● EXERCISE DIRECTIONS
The material below should be written out in full and exactly; pictures stay out of the copy.

● DATASET EXCERPTS
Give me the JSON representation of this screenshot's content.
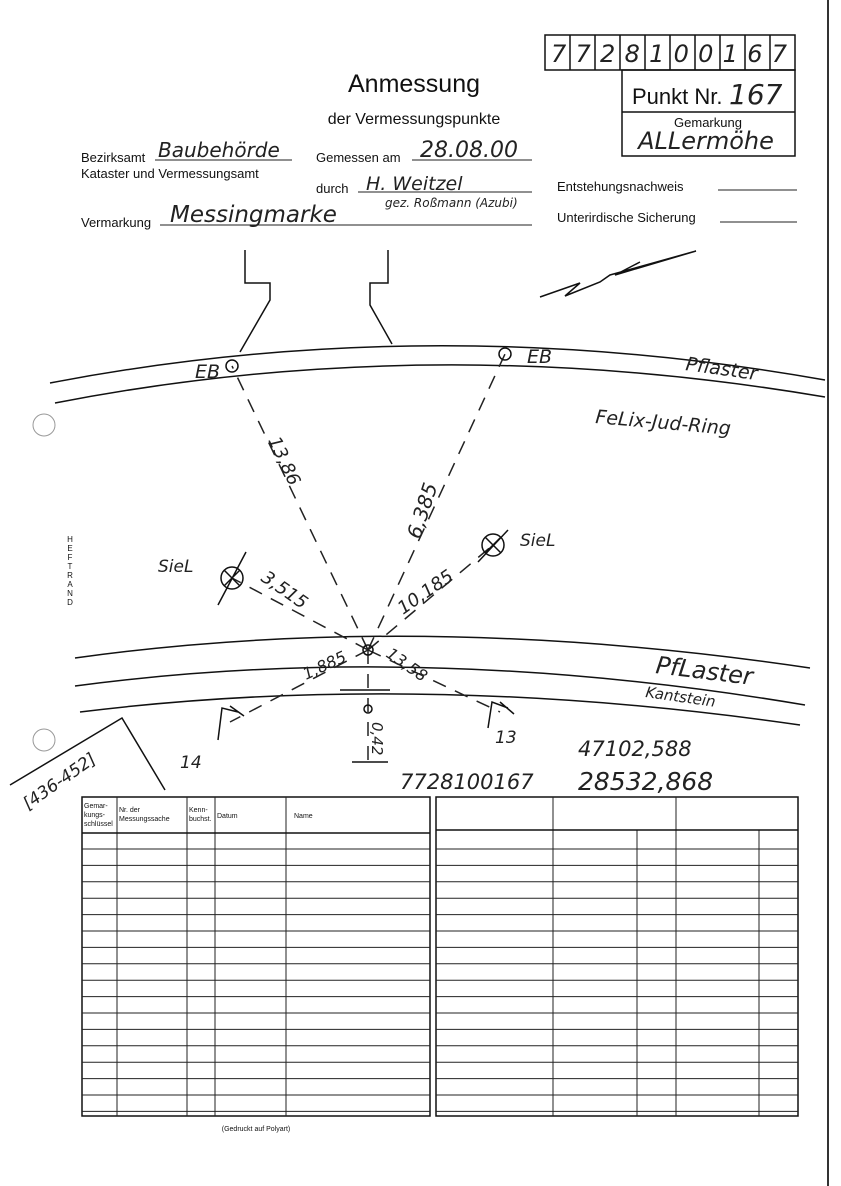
{
  "header": {
    "point_number": "7728100167",
    "punkt_nr_label": "Punkt Nr.",
    "punkt_nr": "167",
    "gemarkung_label": "Gemarkung",
    "gemarkung": "ALLermöhe",
    "title": "Anmessung",
    "subtitle": "der Vermessungspunkte"
  },
  "form": {
    "bezirksamt_label": "Bezirksamt",
    "bezirksamt": "Baubehörde",
    "kataster": "Kataster und Vermessungsamt",
    "gemessen_label": "Gemessen am",
    "gemessen": "28.08.00",
    "durch_label": "durch",
    "durch": "H. Weitzel",
    "durch_note": "gez. Roßmann (Azubi)",
    "entstehung_label": "Entstehungsnachweis",
    "sicherung_label": "Unterirdische Sicherung",
    "vermarkung_label": "Vermarkung",
    "vermarkung": "Messingmarke",
    "heftrand": "HEFTRAND"
  },
  "sketch": {
    "eb_left": "EB",
    "eb_right": "EB",
    "pflaster_top": "Pflaster",
    "street": "FeLix-Jud-Ring",
    "siel_left": "SieL",
    "siel_right": "SieL",
    "dist_eb_left": "13,86",
    "dist_eb_right": "6,385",
    "dist_siel_left": "3,515",
    "dist_siel_right": "10,185",
    "dist_lamp_left": "1,885",
    "dist_lamp_right": "13,58",
    "pflaster_bottom": "PfLaster",
    "kantstein": "Kantstein",
    "lamp_left": "14",
    "lamp_right": "13",
    "dist_down": "0,42",
    "house_numbers": "[436-452]",
    "point_id": "7728100167",
    "coord_1": "47102,588",
    "coord_2": "28532,868"
  },
  "table": {
    "headers": [
      [
        "Gemar-",
        "kungs-",
        "schlüssel"
      ],
      [
        "Nr. der",
        "Messungssache"
      ],
      [
        "Kenn-",
        "buchst."
      ],
      [
        "Datum"
      ],
      [
        "Name"
      ]
    ],
    "footnote": "(Gedruckt auf Polyart)"
  }
}
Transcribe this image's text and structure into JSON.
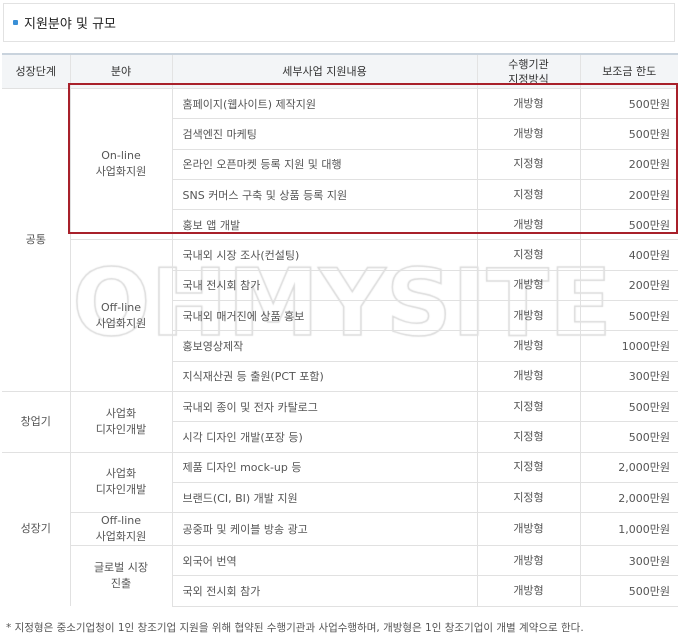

● FINISHED TASK
Give me the JSON representation of this screenshot's content.
{
  "header": {
    "point_number": "7728100167",
    "punkt_nr_label": "Punkt Nr.",
    "punkt_nr": "167",
    "gemarkung_label": "Gemarkung",
    "gemarkung": "ALLermöhe",
    "title": "Anmessung",
    "subtitle": "der Vermessungspunkte"
  },
  "form": {
    "bezirksamt_label": "Bezirksamt",
    "bezirksamt": "Baubehörde",
    "kataster": "Kataster und Vermessungsamt",
    "gemessen_label": "Gemessen am",
    "gemessen": "28.08.00",
    "durch_label": "durch",
    "durch": "H. Weitzel",
    "durch_note": "gez. Roßmann (Azubi)",
    "entstehung_label": "Entstehungsnachweis",
    "sicherung_label": "Unterirdische Sicherung",
    "vermarkung_label": "Vermarkung",
    "vermarkung": "Messingmarke",
    "heftrand": "HEFTRAND"
  },
  "sketch": {
    "eb_left": "EB",
    "eb_right": "EB",
    "pflaster_top": "Pflaster",
    "street": "FeLix-Jud-Ring",
    "siel_left": "SieL",
    "siel_right": "SieL",
    "dist_eb_left": "13,86",
    "dist_eb_right": "6,385",
    "dist_siel_left": "3,515",
    "dist_siel_right": "10,185",
    "dist_lamp_left": "1,885",
    "dist_lamp_right": "13,58",
    "pflaster_bottom": "PfLaster",
    "kantstein": "Kantstein",
    "lamp_left": "14",
    "lamp_right": "13",
    "dist_down": "0,42",
    "house_numbers": "[436-452]",
    "point_id": "7728100167",
    "coord_1": "47102,588",
    "coord_2": "28532,868"
  },
  "table": {
    "headers": [
      [
        "Gemar-",
        "kungs-",
        "schlüssel"
      ],
      [
        "Nr. der",
        "Messungssache"
      ],
      [
        "Kenn-",
        "buchst."
      ],
      [
        "Datum"
      ],
      [
        "Name"
      ]
    ],
    "footnote": "(Gedruckt auf Polyart)"
  }
}
Transcribe this image's text and structure into JSON.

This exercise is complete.